WHAT TO PRODUCE –
"Pangan" appears in how many lines of the entries? State only the number.

STORED ROWS –
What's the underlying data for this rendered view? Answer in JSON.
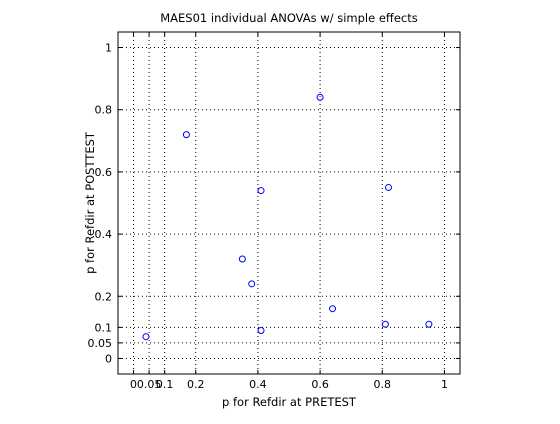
{
  "chart_data": {
    "type": "scatter",
    "title": "MAES01 individual ANOVAs w/ simple effects",
    "xlabel": "p for Refdir at PRETEST",
    "ylabel": "p for Refdir at POSTTEST",
    "xlim": [
      -0.05,
      1.05
    ],
    "ylim": [
      -0.05,
      1.05
    ],
    "x_ticks": [
      0,
      0.05,
      0.1,
      0.2,
      0.4,
      0.6,
      0.8,
      1
    ],
    "x_tick_labels": [
      "0",
      "0.05",
      "0.1",
      "0.2",
      "0.4",
      "0.6",
      "0.8",
      "1"
    ],
    "y_ticks": [
      0,
      0.05,
      0.1,
      0.2,
      0.4,
      0.6,
      0.8,
      1
    ],
    "y_tick_labels": [
      "0",
      "0.05",
      "0.1",
      "0.2",
      "0.4",
      "0.6",
      "0.8",
      "1"
    ],
    "grid": true,
    "grid_style": "dotted",
    "marker": "circle-open",
    "marker_color": "#0000ff",
    "series": [
      {
        "points": [
          {
            "x": 0.04,
            "y": 0.07
          },
          {
            "x": 0.17,
            "y": 0.72
          },
          {
            "x": 0.35,
            "y": 0.32
          },
          {
            "x": 0.38,
            "y": 0.24
          },
          {
            "x": 0.41,
            "y": 0.54
          },
          {
            "x": 0.41,
            "y": 0.09
          },
          {
            "x": 0.6,
            "y": 0.84
          },
          {
            "x": 0.64,
            "y": 0.16
          },
          {
            "x": 0.81,
            "y": 0.11
          },
          {
            "x": 0.82,
            "y": 0.55
          },
          {
            "x": 0.95,
            "y": 0.11
          }
        ]
      }
    ]
  }
}
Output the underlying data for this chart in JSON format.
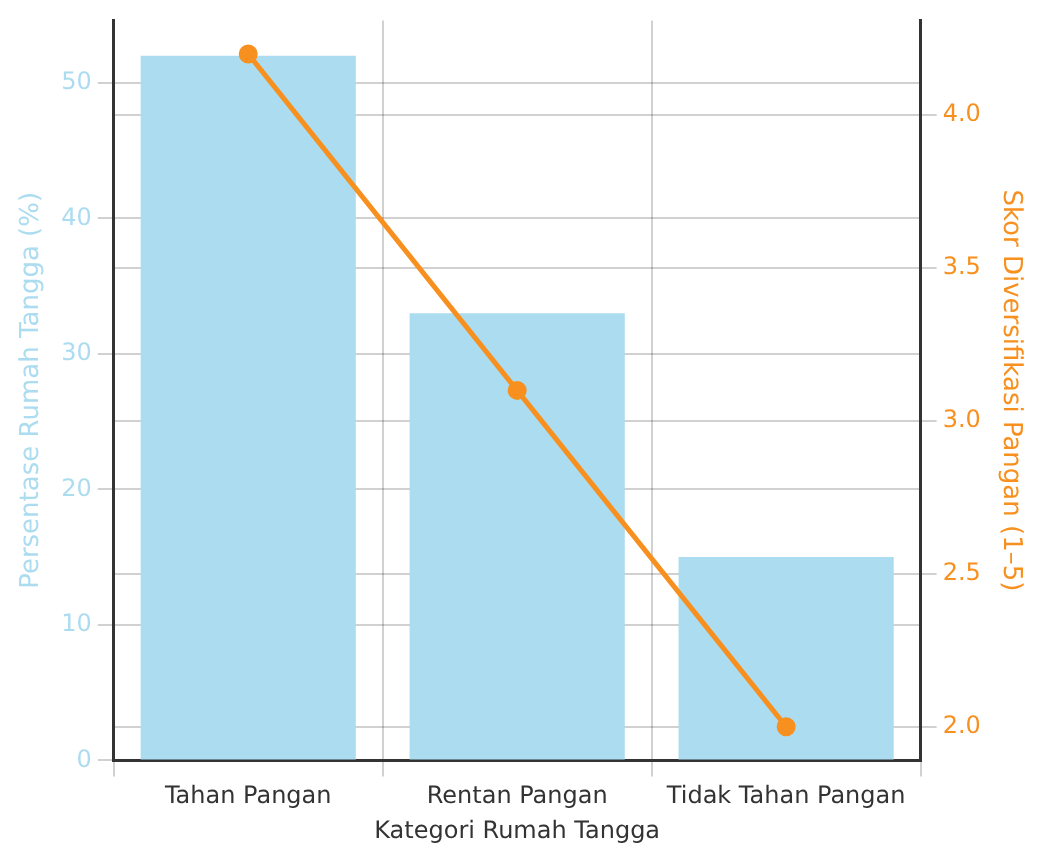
{
  "chart_data": {
    "type": "bar",
    "categories": [
      "Tahan Pangan",
      "Rentan Pangan",
      "Tidak Tahan Pangan"
    ],
    "xlabel": "Kategori Rumah Tangga",
    "ylabel": "Persentase Rumah Tangga (%)",
    "y2label": "Skor Diversifikasi Pangan (1–5)",
    "series": [
      {
        "color": "#abdcf0",
        "values": [
          52,
          33,
          15
        ]
      },
      {
        "type": "line",
        "axis": "y2",
        "color": "#f7901e",
        "values": [
          4.2,
          3.1,
          2.0
        ]
      }
    ],
    "ylim": [
      0,
      54.6
    ],
    "yticks": [
      0,
      10,
      20,
      30,
      40,
      50
    ],
    "y2lim": [
      1.89,
      4.31
    ],
    "y2ticks": [
      {
        "value": 2,
        "label": "2.0"
      },
      {
        "value": 2.5,
        "label": "2.5"
      },
      {
        "value": 3,
        "label": "3.0"
      },
      {
        "value": 3.5,
        "label": "3.5"
      },
      {
        "value": 4,
        "label": "4.0"
      }
    ],
    "grid": true,
    "marker": "circle",
    "legend": false
  }
}
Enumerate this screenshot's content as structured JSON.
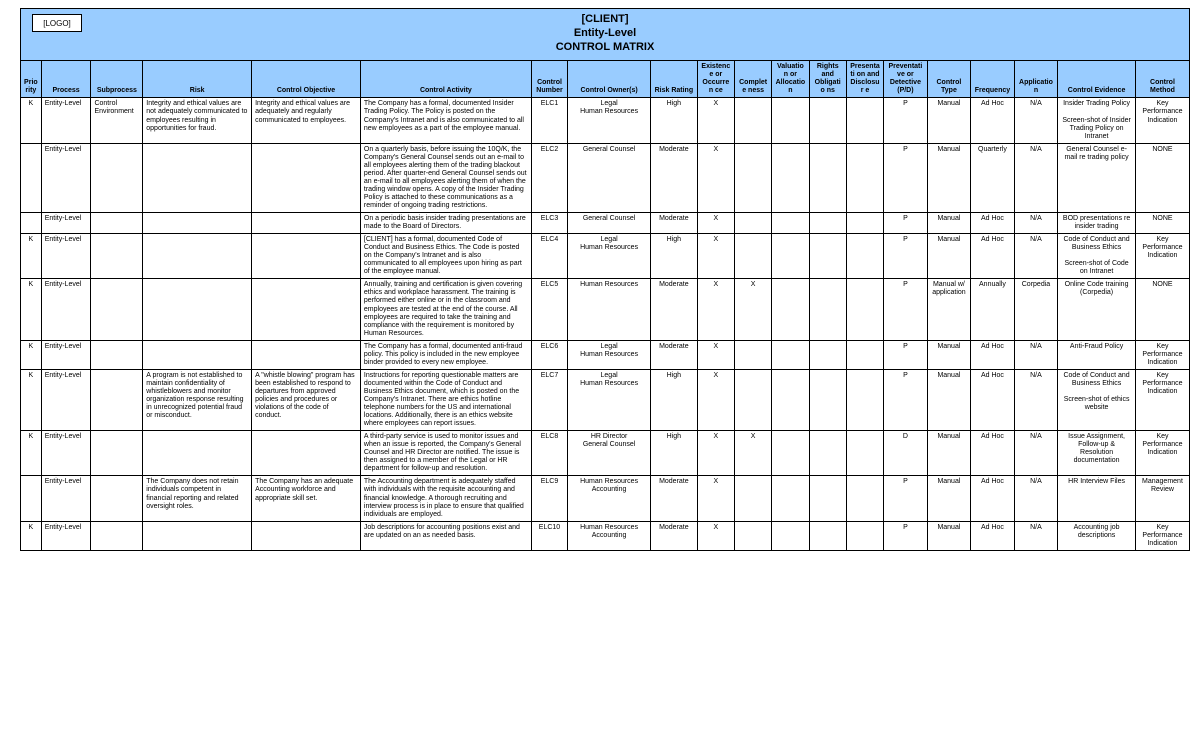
{
  "header": {
    "logo": "[LOGO]",
    "client": "[CLIENT]",
    "line2": "Entity-Level",
    "line3": "CONTROL MATRIX"
  },
  "columns": [
    "Priority",
    "Process",
    "Subprocess",
    "Risk",
    "Control Objective",
    "Control Activity",
    "Control Number",
    "Control Owner(s)",
    "Risk Rating",
    "Existence or Occurren ce",
    "Complete ness",
    "Valuation or Allocation",
    "Rights and Obligatio ns",
    "Presentati on and Disclosur e",
    "Preventative or Detective (P/D)",
    "Control Type",
    "Frequency",
    "Application",
    "Control Evidence",
    "Control Method"
  ],
  "rows": [
    {
      "priority": "K",
      "process": "Entity-Level",
      "subprocess": "Control Environment",
      "risk": "Integrity and ethical values are not adequately communicated to employees resulting in opportunities for fraud.",
      "objective": "Integrity and ethical values are adequately and regularly communicated to employees.",
      "activity": "The Company has a formal, documented Insider Trading Policy.  The Policy is posted on the Company's Intranet and is also communicated to all new employees as a part of the employee manual.",
      "num": "ELC1",
      "owner": "Legal\nHuman Resources",
      "rating": "High",
      "a1": "X",
      "a2": "",
      "a3": "",
      "a4": "",
      "a5": "",
      "pd": "P",
      "ctype": "Manual",
      "freq": "Ad Hoc",
      "app": "N/A",
      "evidence": "Insider Trading Policy\n\nScreen-shot of Insider Trading Policy on Intranet",
      "method": "Key Performance Indication"
    },
    {
      "priority": "",
      "process": "Entity-Level",
      "subprocess": "",
      "risk": "",
      "objective": "",
      "activity": "On a quarterly basis, before issuing the 10Q/K, the Company's General Counsel sends out an e-mail to all employees alerting them of the trading blackout period.  After quarter-end General Counsel sends out an e-mail to all employees alerting them of when the trading window opens.  A copy of the Insider Trading Policy is attached to these communications as a reminder of ongoing trading restrictions.",
      "num": "ELC2",
      "owner": "General Counsel",
      "rating": "Moderate",
      "a1": "X",
      "a2": "",
      "a3": "",
      "a4": "",
      "a5": "",
      "pd": "P",
      "ctype": "Manual",
      "freq": "Quarterly",
      "app": "N/A",
      "evidence": "General Counsel e-mail re trading policy",
      "method": "NONE"
    },
    {
      "priority": "",
      "process": "Entity-Level",
      "subprocess": "",
      "risk": "",
      "objective": "",
      "activity": "On a periodic basis insider trading presentations are made to the Board of Directors.",
      "num": "ELC3",
      "owner": "General Counsel",
      "rating": "Moderate",
      "a1": "X",
      "a2": "",
      "a3": "",
      "a4": "",
      "a5": "",
      "pd": "P",
      "ctype": "Manual",
      "freq": "Ad Hoc",
      "app": "N/A",
      "evidence": "BOD presentations re insider trading",
      "method": "NONE"
    },
    {
      "priority": "K",
      "process": "Entity-Level",
      "subprocess": "",
      "risk": "",
      "objective": "",
      "activity": "[CLIENT] has a formal, documented Code of Conduct and Business Ethics.  The Code is posted on the Company's Intranet and is also communicated to all employees upon hiring as part of the employee manual.",
      "num": "ELC4",
      "owner": "Legal\nHuman Resources",
      "rating": "High",
      "a1": "X",
      "a2": "",
      "a3": "",
      "a4": "",
      "a5": "",
      "pd": "P",
      "ctype": "Manual",
      "freq": "Ad Hoc",
      "app": "N/A",
      "evidence": "Code of Conduct and Business Ethics\n\nScreen-shot of Code on Intranet",
      "method": "Key Performance Indication"
    },
    {
      "priority": "K",
      "process": "Entity-Level",
      "subprocess": "",
      "risk": "",
      "objective": "",
      "activity": "Annually, training and certification is given covering ethics and workplace harassment.  The training is performed either online or in the classroom and employees are tested at the end of the course.  All employees are required to take the training and compliance with the requirement is monitored by Human Resources.",
      "num": "ELC5",
      "owner": "Human Resources",
      "rating": "Moderate",
      "a1": "X",
      "a2": "X",
      "a3": "",
      "a4": "",
      "a5": "",
      "pd": "P",
      "ctype": "Manual w/ application",
      "freq": "Annually",
      "app": "Corpedia",
      "evidence": "Online Code training (Corpedia)",
      "method": "NONE"
    },
    {
      "priority": "K",
      "process": "Entity-Level",
      "subprocess": "",
      "risk": "",
      "objective": "",
      "activity": "The Company has a formal, documented anti-fraud policy.  This policy is included in the new employee binder provided to every new employee.",
      "num": "ELC6",
      "owner": "Legal\nHuman Resources",
      "rating": "Moderate",
      "a1": "X",
      "a2": "",
      "a3": "",
      "a4": "",
      "a5": "",
      "pd": "P",
      "ctype": "Manual",
      "freq": "Ad Hoc",
      "app": "N/A",
      "evidence": "Anti-Fraud Policy",
      "method": "Key Performance Indication"
    },
    {
      "priority": "K",
      "process": "Entity-Level",
      "subprocess": "",
      "risk": "A program is not established to maintain confidentiality of whistleblowers and monitor organization response resulting in unrecognized potential fraud or misconduct.",
      "objective": "A \"whistle blowing\" program has been established to respond to departures from approved policies and procedures or violations of the code of conduct.",
      "activity": "Instructions for reporting questionable matters are documented within the Code of Conduct and Business Ethics document, which is posted on the Company's Intranet.  There are ethics hotline telephone numbers for the US and international locations.  Additionally, there is an ethics website where employees can report issues.",
      "num": "ELC7",
      "owner": "Legal\nHuman Resources",
      "rating": "High",
      "a1": "X",
      "a2": "",
      "a3": "",
      "a4": "",
      "a5": "",
      "pd": "P",
      "ctype": "Manual",
      "freq": "Ad Hoc",
      "app": "N/A",
      "evidence": "Code of Conduct and Business Ethics\n\nScreen-shot of ethics website",
      "method": "Key Performance Indication"
    },
    {
      "priority": "K",
      "process": "Entity-Level",
      "subprocess": "",
      "risk": "",
      "objective": "",
      "activity": "A third-party service is used to monitor issues and when an issue is reported, the Company's General Counsel and HR Director are notified.  The issue is then assigned to a member of the Legal or HR department for follow-up and resolution.",
      "num": "ELC8",
      "owner": "HR Director\nGeneral Counsel",
      "rating": "High",
      "a1": "X",
      "a2": "X",
      "a3": "",
      "a4": "",
      "a5": "",
      "pd": "D",
      "ctype": "Manual",
      "freq": "Ad Hoc",
      "app": "N/A",
      "evidence": "Issue Assignment, Follow-up & Resolution documentation",
      "method": "Key Performance Indication"
    },
    {
      "priority": "",
      "process": "Entity-Level",
      "subprocess": "",
      "risk": "The Company does not retain individuals competent in financial reporting and related oversight roles.",
      "objective": "The Company has an adequate Accounting workforce and appropriate skill set.",
      "activity": "The Accounting department is adequately staffed with individuals with the requisite accounting and financial knowledge.  A thorough recruiting and interview process is in place to ensure that qualified individuals are employed.",
      "num": "ELC9",
      "owner": "Human Resources\nAccounting",
      "rating": "Moderate",
      "a1": "X",
      "a2": "",
      "a3": "",
      "a4": "",
      "a5": "",
      "pd": "P",
      "ctype": "Manual",
      "freq": "Ad Hoc",
      "app": "N/A",
      "evidence": "HR Interview Files",
      "method": "Management Review"
    },
    {
      "priority": "K",
      "process": "Entity-Level",
      "subprocess": "",
      "risk": "",
      "objective": "",
      "activity": "Job descriptions for accounting positions exist and are updated on an as needed basis.",
      "num": "ELC10",
      "owner": "Human Resources\nAccounting",
      "rating": "Moderate",
      "a1": "X",
      "a2": "",
      "a3": "",
      "a4": "",
      "a5": "",
      "pd": "P",
      "ctype": "Manual",
      "freq": "Ad Hoc",
      "app": "N/A",
      "evidence": "Accounting job descriptions",
      "method": "Key Performance Indication"
    }
  ]
}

COMPLETE RESPONSE –
4